Gather all lines containing the string "应付债券面值" and copy them out.

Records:
========================================================================

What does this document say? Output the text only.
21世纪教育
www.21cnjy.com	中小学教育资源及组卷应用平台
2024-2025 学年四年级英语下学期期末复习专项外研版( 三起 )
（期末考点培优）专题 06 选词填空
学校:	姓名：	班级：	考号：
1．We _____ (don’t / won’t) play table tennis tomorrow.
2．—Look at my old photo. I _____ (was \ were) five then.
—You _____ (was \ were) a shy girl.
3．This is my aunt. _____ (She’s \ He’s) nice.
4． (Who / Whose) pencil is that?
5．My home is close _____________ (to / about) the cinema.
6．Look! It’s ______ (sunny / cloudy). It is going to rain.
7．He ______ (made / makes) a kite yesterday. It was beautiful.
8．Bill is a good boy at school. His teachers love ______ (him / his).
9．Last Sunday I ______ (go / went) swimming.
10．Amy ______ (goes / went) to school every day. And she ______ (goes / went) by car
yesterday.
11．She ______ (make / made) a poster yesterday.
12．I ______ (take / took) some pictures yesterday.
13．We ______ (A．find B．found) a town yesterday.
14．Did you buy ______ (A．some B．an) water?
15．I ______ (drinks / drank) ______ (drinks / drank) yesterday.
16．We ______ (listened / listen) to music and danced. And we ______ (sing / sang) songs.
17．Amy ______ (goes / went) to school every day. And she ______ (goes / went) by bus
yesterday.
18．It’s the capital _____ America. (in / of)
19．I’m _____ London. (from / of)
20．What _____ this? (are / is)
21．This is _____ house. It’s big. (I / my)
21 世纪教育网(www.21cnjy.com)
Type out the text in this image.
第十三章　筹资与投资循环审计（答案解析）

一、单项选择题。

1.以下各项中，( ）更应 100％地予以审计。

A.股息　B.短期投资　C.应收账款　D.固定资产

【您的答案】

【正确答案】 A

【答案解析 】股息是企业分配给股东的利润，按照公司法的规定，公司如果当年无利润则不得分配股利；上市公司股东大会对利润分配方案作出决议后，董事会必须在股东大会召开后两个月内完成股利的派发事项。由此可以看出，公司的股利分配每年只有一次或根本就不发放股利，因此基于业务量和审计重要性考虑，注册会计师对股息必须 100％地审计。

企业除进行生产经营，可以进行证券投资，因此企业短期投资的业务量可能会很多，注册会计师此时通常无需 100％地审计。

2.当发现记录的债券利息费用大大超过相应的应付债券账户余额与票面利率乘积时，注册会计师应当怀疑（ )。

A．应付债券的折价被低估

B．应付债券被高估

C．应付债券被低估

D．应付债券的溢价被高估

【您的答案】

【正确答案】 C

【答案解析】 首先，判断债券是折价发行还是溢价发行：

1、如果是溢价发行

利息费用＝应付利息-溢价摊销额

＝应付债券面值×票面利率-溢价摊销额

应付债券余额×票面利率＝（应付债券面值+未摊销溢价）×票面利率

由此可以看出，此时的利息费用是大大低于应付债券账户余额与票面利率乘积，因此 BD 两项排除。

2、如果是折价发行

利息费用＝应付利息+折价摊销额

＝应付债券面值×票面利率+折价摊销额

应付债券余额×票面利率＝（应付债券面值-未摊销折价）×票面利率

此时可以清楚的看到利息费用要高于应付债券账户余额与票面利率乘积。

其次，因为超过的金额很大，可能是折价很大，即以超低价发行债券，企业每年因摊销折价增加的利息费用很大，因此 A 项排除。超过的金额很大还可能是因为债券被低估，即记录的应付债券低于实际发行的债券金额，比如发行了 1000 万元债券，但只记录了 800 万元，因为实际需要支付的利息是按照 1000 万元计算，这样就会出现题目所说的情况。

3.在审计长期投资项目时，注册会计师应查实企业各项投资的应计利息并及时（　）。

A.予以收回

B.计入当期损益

========================================================================

**Task response**
＝应付债券面值×票面利率-溢价摊销额
应付债券余额×票面利率＝（应付债券面值+未摊销溢价）×票面利率
＝应付债券面值×票面利率+折价摊销额
应付债券余额×票面利率＝（应付债券面值-未摊销折价）×票面利率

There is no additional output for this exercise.